* [What needs to be done]:
Tally the lines that contain the string "options" and give the number by itself.

* [Extracted material]:

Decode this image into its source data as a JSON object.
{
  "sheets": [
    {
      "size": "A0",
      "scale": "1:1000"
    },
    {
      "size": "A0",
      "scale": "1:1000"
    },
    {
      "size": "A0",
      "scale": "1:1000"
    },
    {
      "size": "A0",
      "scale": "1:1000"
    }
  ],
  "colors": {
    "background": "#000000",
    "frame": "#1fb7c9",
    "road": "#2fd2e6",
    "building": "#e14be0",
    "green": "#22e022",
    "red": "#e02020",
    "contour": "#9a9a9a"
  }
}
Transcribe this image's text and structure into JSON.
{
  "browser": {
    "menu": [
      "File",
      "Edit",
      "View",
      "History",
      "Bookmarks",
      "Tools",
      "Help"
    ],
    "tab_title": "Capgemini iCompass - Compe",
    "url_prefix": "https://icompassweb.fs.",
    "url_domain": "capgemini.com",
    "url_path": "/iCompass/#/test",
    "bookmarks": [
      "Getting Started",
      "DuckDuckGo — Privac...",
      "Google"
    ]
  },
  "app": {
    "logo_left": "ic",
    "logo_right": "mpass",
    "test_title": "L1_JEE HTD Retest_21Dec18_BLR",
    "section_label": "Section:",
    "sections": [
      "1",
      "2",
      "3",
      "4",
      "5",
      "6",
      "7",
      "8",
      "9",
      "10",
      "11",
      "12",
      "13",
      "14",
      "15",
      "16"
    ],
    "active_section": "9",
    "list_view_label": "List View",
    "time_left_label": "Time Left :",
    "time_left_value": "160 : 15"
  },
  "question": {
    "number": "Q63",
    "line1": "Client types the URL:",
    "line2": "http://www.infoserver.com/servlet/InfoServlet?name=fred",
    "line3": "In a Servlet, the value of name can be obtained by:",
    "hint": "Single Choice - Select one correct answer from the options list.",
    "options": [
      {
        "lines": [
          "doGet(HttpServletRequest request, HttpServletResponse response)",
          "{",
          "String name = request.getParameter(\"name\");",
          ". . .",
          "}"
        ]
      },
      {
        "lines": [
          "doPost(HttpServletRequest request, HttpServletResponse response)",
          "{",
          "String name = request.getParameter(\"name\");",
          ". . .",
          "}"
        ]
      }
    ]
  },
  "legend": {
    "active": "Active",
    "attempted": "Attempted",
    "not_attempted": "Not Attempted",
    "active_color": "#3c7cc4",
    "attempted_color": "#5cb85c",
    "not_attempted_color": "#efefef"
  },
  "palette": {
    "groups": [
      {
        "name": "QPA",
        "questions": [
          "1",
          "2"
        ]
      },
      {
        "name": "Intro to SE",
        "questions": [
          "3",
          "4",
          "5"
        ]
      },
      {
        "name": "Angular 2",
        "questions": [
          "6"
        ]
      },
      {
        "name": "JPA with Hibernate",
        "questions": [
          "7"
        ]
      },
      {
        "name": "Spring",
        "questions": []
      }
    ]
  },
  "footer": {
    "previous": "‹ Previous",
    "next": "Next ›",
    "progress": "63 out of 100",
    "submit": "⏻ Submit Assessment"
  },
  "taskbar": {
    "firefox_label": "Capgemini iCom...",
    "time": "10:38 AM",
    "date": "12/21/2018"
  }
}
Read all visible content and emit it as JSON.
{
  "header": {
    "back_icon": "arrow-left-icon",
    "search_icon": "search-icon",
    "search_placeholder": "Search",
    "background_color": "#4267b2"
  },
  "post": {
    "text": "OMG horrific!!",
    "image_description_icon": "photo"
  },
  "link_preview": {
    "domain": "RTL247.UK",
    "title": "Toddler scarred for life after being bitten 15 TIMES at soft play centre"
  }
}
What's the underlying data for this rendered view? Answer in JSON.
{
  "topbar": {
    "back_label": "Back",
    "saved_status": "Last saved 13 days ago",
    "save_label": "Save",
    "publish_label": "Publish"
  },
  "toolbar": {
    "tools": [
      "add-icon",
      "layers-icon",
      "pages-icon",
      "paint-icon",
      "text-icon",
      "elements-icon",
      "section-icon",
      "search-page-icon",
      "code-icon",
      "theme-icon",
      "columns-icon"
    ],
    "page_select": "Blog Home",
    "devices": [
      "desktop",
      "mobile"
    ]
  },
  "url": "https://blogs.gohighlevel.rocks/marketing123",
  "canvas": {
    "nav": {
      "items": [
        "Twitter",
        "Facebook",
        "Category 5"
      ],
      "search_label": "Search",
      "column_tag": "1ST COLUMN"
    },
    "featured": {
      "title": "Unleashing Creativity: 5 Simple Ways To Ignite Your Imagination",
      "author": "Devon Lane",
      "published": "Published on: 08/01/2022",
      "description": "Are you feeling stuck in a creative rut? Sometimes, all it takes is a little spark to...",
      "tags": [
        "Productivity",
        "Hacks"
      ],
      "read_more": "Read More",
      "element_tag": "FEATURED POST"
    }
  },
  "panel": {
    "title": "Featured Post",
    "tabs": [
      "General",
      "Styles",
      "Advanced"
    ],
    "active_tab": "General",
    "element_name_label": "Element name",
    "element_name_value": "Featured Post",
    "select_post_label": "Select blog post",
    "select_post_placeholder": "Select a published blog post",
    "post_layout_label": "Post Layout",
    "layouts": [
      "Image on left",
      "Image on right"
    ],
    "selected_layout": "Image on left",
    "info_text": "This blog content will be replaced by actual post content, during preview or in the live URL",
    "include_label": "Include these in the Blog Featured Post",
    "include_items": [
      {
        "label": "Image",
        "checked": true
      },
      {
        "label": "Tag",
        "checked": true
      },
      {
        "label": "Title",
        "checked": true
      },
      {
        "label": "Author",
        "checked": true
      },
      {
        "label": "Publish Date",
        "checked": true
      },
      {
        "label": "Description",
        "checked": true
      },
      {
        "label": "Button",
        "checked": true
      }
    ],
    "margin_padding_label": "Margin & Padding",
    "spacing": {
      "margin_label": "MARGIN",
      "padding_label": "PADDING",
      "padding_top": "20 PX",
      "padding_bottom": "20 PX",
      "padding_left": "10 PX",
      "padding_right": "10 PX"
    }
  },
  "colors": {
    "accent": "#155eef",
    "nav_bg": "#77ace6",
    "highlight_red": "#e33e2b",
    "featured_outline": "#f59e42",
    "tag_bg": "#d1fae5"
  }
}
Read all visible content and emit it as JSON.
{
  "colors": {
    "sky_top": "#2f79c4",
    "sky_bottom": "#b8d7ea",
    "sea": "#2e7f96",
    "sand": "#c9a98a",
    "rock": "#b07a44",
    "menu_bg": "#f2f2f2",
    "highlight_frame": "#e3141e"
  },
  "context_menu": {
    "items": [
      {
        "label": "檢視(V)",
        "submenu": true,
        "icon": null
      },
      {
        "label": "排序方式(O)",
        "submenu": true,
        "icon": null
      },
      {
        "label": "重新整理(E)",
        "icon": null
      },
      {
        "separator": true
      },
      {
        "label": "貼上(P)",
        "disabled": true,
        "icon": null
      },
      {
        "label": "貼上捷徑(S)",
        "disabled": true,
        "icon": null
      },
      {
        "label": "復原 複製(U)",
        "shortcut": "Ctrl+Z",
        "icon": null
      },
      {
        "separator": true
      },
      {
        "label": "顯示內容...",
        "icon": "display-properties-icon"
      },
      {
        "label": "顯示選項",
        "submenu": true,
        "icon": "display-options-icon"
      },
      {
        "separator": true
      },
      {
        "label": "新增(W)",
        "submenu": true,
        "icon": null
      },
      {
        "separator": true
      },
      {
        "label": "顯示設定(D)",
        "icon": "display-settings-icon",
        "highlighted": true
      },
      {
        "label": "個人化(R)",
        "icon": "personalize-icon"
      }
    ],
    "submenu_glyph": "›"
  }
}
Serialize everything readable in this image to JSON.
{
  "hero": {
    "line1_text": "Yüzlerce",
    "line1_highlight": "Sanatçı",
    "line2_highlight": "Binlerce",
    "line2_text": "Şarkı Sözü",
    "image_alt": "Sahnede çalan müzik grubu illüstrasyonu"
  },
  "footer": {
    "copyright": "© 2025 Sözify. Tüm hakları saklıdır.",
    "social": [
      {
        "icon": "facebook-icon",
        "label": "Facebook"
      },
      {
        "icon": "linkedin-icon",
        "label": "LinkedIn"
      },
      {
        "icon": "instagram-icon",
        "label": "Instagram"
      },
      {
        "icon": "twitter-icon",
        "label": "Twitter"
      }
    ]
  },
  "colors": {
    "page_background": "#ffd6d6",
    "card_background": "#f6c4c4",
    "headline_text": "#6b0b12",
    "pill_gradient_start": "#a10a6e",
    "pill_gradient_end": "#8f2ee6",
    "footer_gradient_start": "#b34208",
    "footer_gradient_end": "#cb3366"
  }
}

* [Result for this exercise]:
3